GIVEN TASK → Identify each line in the records below that contains the word "Balance", and copy it.

-------- EXERCISE INPUT

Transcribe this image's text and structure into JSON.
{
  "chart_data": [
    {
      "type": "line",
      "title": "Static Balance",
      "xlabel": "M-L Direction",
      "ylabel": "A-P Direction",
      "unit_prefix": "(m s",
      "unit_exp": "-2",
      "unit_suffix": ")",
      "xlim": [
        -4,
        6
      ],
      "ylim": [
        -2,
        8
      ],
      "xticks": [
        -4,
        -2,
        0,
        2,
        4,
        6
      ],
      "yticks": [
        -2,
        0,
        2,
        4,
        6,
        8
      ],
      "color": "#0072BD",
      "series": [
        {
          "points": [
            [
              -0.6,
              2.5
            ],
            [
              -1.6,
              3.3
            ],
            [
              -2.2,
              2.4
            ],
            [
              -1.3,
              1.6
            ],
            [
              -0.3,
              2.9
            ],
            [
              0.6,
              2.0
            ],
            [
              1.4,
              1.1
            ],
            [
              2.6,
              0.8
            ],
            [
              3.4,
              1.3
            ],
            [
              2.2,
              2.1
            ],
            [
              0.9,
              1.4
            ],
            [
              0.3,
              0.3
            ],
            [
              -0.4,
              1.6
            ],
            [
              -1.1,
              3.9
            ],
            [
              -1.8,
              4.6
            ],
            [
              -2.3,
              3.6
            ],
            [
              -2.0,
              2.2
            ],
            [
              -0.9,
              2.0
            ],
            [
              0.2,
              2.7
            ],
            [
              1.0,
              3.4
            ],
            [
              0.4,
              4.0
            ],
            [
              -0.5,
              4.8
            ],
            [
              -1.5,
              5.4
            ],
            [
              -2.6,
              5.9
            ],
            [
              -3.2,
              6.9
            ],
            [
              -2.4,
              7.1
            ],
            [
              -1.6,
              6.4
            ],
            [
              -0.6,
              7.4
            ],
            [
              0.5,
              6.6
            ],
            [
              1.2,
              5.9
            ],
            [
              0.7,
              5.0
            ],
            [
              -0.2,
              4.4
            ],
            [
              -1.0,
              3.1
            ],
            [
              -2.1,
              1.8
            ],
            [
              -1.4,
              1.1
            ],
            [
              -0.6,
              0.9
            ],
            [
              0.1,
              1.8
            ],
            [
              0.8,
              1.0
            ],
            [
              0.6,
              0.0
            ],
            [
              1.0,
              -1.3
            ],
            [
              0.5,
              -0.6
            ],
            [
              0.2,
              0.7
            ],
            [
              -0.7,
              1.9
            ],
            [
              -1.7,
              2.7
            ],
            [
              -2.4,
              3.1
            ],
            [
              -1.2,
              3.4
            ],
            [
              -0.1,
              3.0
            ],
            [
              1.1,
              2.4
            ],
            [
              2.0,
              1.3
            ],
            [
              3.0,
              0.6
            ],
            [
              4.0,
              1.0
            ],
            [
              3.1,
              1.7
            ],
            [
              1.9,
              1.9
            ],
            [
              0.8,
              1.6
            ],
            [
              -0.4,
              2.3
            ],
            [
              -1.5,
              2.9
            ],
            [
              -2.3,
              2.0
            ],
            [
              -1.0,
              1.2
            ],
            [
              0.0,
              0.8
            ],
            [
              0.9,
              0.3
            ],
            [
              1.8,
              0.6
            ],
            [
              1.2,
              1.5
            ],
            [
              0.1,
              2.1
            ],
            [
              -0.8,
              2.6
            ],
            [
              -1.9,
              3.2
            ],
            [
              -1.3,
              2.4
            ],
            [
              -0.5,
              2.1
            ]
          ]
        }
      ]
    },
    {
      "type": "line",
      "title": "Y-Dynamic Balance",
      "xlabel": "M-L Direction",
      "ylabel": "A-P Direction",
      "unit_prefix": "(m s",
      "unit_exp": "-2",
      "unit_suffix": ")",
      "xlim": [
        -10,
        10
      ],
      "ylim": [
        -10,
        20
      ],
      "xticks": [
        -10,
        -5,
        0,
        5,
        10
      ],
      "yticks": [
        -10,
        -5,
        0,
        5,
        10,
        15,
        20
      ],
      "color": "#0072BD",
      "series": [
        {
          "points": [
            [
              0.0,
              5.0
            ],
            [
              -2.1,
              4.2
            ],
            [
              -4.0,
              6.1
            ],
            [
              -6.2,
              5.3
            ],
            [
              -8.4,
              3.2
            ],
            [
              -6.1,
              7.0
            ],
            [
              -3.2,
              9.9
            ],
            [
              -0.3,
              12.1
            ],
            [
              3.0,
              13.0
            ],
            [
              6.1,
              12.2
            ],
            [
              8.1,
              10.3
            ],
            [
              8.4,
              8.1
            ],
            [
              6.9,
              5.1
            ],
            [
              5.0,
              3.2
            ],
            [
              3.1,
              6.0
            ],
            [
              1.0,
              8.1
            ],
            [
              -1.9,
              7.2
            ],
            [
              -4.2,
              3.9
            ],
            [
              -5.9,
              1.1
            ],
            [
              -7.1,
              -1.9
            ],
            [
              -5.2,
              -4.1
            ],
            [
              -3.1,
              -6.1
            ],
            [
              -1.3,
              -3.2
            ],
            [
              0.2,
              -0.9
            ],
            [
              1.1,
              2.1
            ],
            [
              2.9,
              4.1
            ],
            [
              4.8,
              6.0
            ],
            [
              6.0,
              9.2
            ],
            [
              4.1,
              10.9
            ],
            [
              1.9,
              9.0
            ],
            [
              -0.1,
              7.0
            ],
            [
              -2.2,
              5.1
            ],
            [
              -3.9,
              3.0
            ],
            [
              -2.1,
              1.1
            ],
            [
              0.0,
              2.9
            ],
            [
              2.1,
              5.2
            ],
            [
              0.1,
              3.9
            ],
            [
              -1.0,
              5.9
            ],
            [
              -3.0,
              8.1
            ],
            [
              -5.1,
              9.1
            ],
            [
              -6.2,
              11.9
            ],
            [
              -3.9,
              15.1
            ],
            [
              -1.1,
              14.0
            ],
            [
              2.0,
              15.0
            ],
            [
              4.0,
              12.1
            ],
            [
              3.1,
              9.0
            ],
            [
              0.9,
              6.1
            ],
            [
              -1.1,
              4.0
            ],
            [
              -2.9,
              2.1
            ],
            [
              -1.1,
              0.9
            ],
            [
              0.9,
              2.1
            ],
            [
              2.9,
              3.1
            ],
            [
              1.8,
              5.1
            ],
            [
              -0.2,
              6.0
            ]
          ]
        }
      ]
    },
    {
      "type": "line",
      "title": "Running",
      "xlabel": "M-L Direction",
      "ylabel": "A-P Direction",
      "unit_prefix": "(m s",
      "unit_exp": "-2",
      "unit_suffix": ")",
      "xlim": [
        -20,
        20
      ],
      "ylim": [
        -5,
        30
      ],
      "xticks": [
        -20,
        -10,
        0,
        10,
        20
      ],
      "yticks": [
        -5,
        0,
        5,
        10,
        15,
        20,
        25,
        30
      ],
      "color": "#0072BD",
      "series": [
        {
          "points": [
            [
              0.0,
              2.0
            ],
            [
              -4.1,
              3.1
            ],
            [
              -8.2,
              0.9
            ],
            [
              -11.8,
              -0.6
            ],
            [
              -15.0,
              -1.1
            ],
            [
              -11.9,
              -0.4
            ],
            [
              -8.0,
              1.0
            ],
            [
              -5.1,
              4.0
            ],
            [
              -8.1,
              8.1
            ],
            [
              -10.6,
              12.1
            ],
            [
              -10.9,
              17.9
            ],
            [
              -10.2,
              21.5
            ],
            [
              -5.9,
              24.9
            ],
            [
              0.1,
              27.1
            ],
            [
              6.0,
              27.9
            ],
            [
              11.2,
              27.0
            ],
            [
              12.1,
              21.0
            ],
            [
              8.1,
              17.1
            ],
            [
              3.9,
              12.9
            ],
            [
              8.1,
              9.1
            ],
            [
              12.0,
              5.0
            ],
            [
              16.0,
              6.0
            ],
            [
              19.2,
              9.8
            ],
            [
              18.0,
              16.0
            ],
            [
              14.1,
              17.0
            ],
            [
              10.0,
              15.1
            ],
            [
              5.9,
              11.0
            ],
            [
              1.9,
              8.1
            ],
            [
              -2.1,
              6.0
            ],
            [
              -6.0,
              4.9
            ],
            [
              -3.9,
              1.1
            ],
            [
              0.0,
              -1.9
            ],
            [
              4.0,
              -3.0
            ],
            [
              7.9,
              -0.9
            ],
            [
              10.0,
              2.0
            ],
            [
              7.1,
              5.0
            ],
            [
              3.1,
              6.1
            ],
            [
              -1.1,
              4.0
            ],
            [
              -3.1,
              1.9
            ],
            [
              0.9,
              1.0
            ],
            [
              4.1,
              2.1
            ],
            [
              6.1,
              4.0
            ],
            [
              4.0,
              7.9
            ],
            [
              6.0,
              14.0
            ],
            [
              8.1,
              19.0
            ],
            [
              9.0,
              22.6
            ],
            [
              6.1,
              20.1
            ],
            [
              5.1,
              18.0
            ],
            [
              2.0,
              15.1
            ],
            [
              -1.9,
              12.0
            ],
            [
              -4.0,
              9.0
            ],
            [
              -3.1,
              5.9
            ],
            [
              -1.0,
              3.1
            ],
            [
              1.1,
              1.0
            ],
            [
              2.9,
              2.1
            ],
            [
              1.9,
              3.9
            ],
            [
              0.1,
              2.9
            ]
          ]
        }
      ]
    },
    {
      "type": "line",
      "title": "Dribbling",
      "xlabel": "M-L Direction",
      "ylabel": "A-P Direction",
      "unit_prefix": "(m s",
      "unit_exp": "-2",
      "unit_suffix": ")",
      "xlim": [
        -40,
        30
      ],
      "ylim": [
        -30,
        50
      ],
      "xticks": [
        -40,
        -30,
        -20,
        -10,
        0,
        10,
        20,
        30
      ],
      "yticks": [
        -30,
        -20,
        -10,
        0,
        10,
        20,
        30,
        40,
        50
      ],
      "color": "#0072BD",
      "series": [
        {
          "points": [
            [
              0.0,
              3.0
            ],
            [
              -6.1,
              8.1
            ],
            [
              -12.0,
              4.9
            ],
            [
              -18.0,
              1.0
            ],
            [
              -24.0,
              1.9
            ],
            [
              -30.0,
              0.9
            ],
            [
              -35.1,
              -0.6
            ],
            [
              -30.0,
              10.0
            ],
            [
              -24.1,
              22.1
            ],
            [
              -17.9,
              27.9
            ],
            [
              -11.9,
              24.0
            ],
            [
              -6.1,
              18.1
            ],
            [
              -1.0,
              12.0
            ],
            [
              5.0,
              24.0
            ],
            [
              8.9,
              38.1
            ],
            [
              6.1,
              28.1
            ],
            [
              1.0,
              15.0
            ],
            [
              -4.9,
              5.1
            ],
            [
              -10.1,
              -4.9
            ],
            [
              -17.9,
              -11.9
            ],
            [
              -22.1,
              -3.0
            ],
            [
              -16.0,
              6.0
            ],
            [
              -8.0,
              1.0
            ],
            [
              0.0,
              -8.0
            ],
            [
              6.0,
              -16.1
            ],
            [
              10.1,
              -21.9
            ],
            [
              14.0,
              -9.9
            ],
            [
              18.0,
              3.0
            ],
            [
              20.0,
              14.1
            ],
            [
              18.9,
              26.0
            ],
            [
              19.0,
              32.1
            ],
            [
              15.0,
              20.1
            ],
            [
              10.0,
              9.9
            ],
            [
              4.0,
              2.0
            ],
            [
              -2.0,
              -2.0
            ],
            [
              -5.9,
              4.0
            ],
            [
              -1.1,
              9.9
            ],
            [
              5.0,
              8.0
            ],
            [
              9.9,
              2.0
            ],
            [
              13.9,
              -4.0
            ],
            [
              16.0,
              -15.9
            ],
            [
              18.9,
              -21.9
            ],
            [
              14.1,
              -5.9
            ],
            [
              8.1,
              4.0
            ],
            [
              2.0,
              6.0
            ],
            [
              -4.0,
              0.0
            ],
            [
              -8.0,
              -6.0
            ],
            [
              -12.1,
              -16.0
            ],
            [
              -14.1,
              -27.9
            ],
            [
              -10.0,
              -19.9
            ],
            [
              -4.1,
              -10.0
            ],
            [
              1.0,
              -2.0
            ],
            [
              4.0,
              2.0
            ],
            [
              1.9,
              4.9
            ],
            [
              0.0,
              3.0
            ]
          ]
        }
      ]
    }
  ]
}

----------------

COMPLETE ANSWER →
      "title": "Static Balance",
      "title": "Y-Dynamic Balance",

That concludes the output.